Input material:

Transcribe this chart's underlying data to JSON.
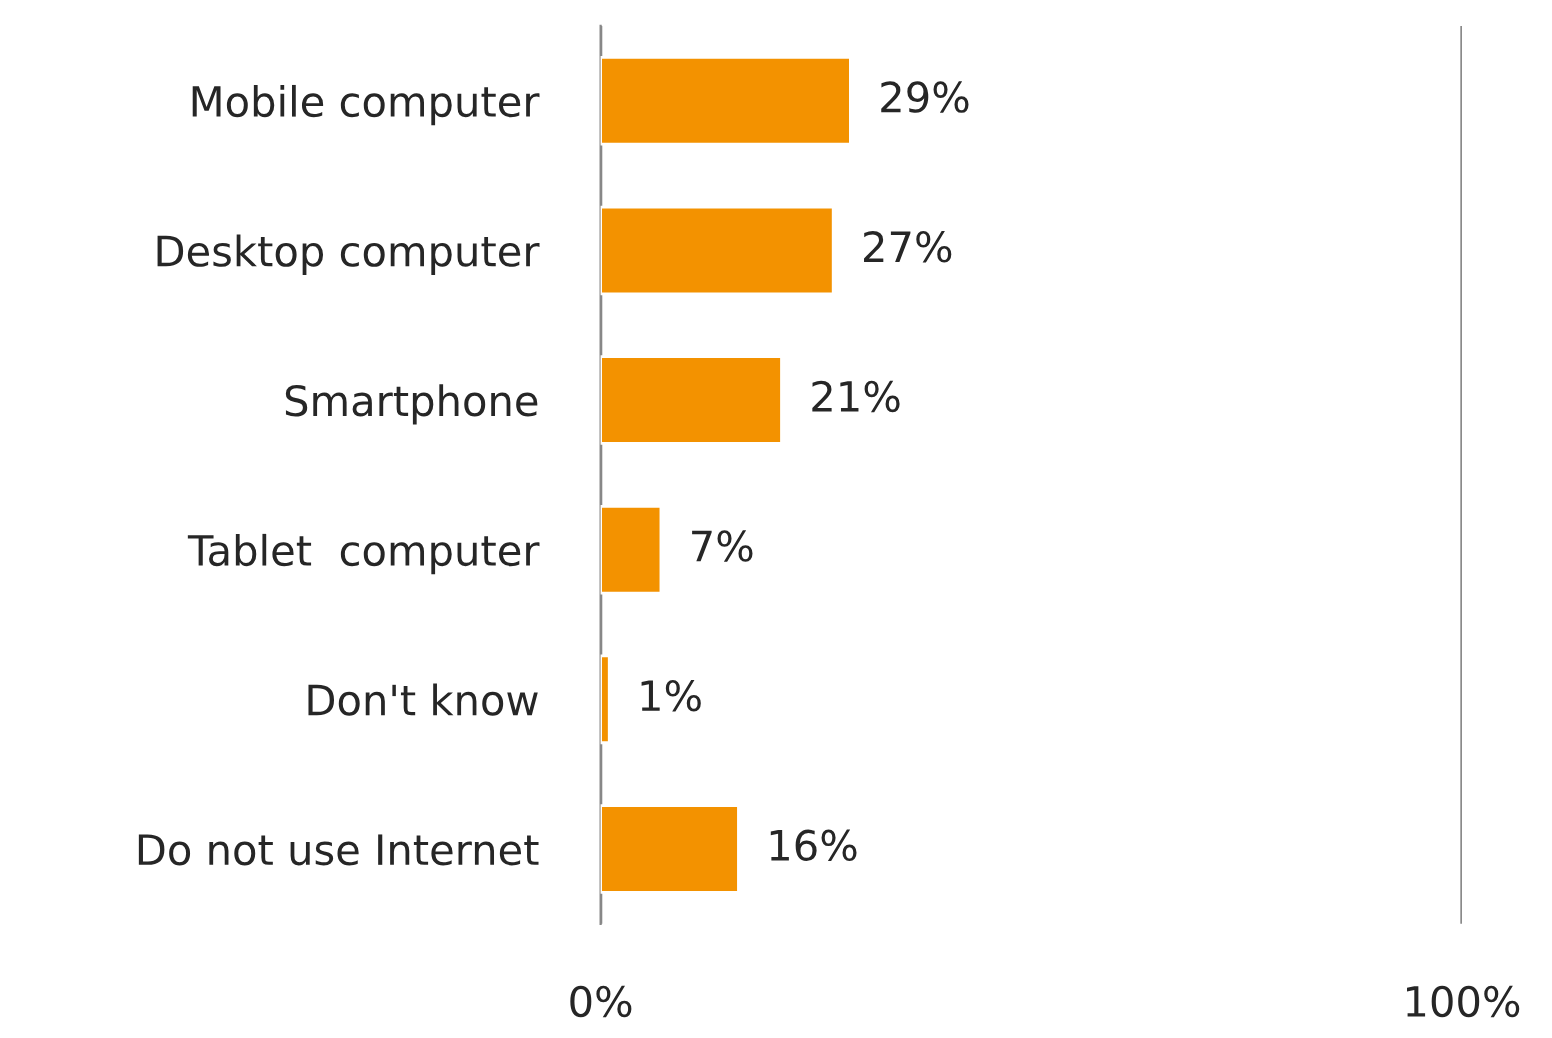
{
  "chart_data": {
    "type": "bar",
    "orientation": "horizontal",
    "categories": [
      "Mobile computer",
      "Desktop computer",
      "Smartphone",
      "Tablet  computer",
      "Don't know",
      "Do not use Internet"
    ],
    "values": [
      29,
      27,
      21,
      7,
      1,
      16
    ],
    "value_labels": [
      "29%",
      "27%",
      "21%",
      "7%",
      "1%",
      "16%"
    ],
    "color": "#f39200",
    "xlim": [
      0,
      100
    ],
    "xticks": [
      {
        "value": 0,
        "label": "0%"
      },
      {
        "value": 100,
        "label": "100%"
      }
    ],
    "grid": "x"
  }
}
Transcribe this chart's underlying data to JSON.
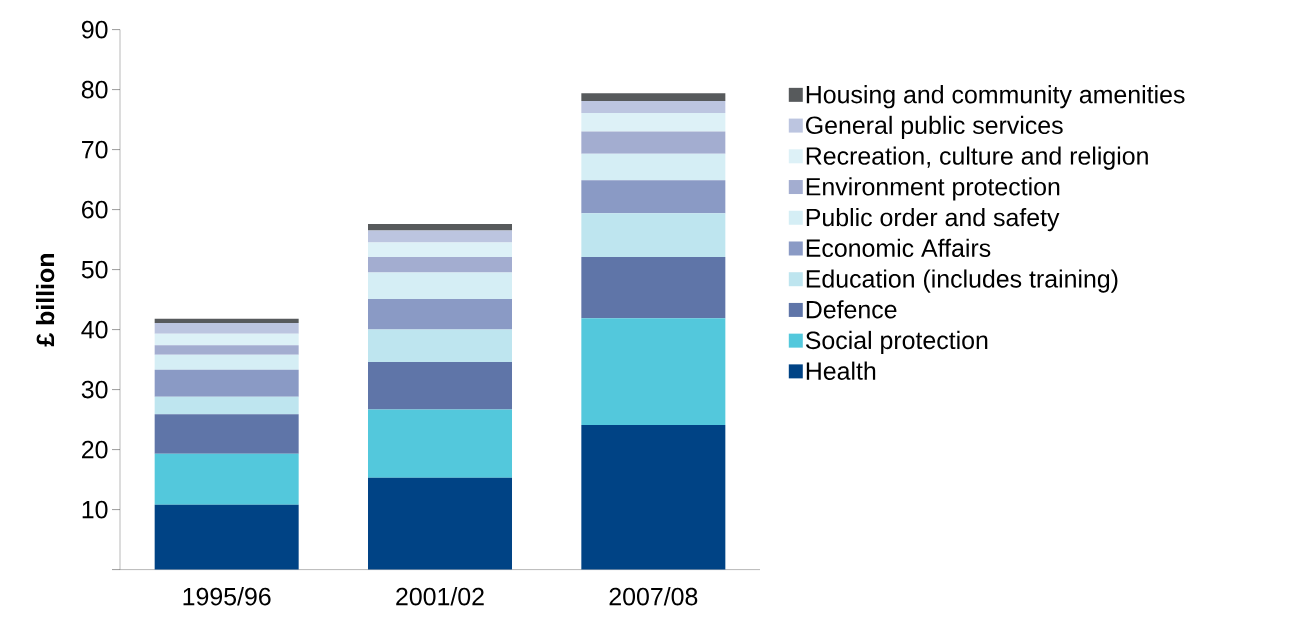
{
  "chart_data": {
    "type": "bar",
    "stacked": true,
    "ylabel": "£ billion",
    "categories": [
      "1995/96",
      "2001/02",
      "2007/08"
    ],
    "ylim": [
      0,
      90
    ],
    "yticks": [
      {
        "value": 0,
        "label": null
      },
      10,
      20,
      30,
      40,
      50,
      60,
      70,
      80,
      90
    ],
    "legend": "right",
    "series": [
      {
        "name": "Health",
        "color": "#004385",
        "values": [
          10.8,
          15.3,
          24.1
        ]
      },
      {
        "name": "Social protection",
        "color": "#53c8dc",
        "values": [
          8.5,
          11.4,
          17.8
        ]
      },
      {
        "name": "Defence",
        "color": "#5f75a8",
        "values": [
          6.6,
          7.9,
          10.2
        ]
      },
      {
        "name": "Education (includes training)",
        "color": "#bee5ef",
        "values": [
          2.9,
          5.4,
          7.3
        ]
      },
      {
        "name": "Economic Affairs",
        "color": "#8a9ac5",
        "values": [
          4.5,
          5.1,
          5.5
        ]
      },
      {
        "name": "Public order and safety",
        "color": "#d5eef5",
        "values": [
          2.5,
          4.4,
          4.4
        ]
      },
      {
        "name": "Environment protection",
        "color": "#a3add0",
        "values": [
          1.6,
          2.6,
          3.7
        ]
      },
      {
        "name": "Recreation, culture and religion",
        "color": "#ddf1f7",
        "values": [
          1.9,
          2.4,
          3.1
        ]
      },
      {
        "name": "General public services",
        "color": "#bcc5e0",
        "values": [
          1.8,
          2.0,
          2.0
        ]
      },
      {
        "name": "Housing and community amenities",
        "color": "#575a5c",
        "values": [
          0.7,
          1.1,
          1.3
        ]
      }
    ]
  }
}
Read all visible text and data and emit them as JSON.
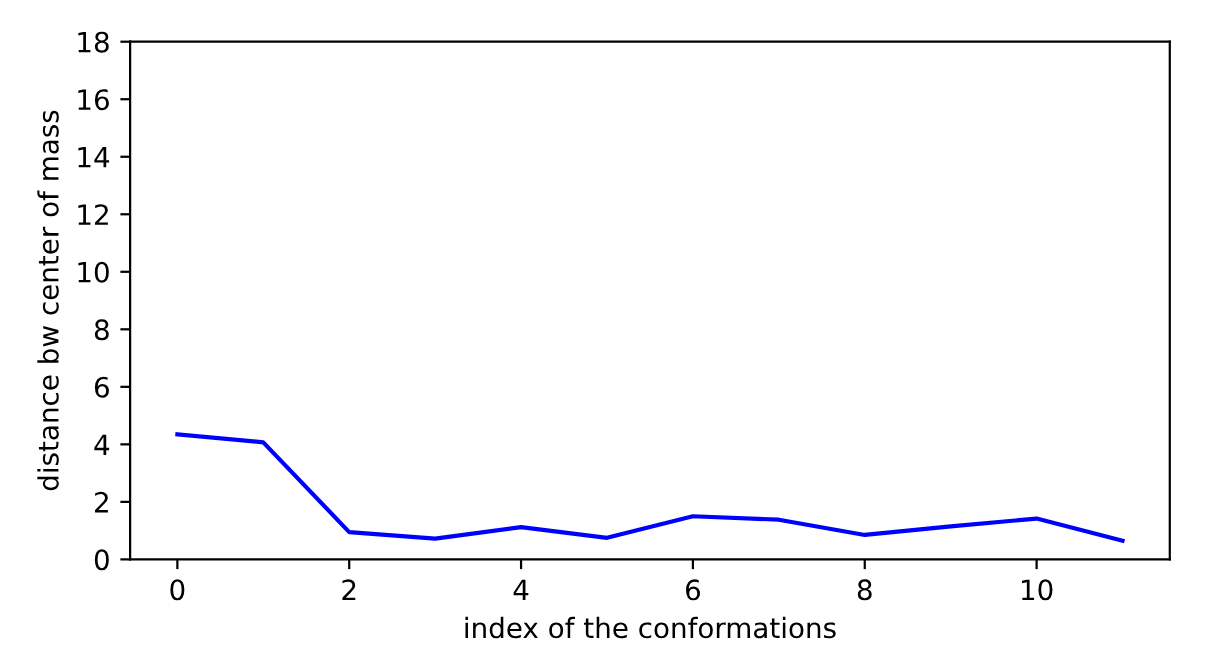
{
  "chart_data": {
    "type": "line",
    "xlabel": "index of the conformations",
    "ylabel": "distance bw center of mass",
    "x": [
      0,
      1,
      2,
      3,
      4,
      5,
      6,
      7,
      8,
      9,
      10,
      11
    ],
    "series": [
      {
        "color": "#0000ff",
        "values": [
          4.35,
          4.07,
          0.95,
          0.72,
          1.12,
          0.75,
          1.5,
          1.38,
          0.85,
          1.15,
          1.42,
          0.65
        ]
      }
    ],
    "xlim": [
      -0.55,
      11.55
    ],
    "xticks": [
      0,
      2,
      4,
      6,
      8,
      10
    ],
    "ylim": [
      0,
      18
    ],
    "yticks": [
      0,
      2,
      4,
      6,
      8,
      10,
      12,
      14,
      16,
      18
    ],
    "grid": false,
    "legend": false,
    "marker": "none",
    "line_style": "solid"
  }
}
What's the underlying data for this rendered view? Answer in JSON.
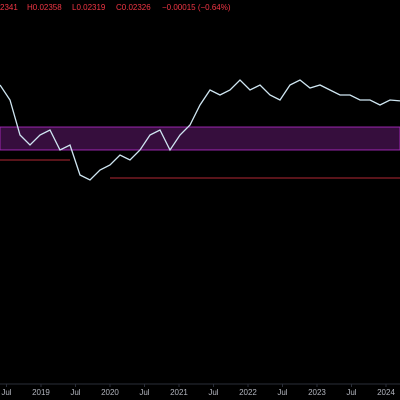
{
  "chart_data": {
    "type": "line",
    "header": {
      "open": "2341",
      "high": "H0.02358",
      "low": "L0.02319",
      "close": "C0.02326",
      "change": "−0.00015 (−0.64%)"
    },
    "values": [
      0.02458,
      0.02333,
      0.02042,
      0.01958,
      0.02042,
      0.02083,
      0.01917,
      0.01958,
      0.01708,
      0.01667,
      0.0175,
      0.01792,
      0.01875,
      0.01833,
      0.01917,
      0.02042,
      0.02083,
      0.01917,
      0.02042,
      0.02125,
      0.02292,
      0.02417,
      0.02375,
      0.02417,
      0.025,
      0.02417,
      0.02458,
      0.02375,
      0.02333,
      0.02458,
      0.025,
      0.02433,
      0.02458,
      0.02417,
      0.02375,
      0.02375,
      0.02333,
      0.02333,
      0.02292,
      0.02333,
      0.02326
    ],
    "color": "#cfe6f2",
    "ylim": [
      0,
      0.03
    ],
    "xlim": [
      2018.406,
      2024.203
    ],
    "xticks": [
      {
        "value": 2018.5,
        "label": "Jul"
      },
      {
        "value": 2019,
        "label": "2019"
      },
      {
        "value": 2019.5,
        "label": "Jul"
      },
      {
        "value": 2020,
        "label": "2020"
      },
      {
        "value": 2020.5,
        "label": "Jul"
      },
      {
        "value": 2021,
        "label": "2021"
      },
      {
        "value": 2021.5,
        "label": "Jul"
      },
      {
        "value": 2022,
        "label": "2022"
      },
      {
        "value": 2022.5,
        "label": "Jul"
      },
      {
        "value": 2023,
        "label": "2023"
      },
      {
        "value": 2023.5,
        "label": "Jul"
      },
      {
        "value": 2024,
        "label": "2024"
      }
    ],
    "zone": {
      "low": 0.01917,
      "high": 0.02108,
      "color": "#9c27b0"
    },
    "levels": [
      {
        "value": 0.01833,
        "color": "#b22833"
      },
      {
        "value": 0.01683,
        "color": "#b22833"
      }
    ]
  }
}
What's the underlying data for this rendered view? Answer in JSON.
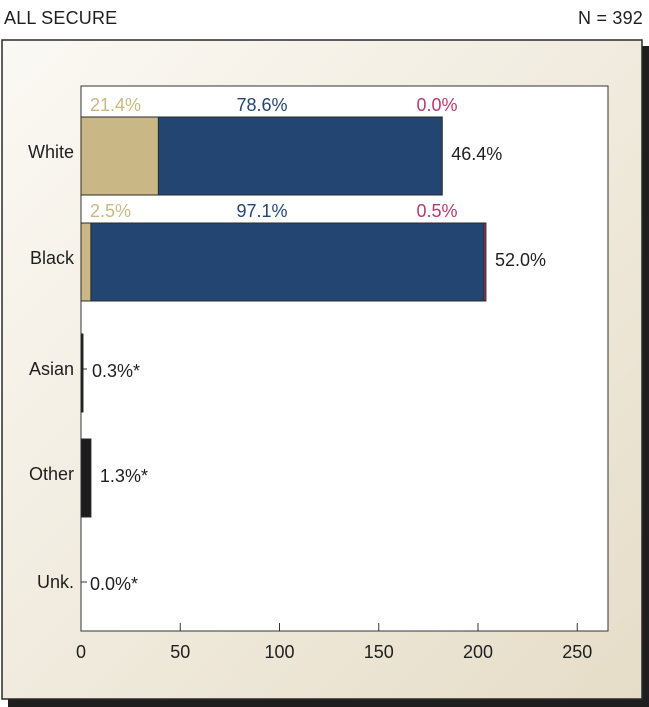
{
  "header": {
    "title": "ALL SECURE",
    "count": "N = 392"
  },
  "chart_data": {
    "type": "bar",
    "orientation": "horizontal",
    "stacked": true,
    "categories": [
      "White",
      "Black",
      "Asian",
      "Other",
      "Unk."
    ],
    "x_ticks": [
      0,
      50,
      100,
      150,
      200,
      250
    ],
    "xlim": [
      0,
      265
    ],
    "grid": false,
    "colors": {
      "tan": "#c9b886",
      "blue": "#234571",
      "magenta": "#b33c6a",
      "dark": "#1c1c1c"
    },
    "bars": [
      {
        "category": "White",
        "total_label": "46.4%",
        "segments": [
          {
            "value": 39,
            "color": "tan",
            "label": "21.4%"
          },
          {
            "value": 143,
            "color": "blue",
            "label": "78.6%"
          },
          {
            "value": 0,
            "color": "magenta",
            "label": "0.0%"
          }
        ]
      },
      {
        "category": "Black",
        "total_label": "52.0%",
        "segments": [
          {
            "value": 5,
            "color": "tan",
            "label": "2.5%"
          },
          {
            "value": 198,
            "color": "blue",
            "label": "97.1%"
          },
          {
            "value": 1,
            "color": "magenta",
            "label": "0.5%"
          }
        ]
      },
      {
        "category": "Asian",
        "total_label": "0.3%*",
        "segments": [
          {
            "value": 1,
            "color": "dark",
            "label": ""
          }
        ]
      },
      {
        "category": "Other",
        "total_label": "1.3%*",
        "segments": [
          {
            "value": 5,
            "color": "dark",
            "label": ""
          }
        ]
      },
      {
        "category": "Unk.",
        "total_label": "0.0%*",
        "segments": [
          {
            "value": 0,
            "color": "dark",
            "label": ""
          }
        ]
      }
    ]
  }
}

Short exercise: Look through the data above. Each line containing the word "computer" needs to be copied.

Output for this exercise:
      "Mobile computer",
      "Desktop computer",
      "Tablet  computer",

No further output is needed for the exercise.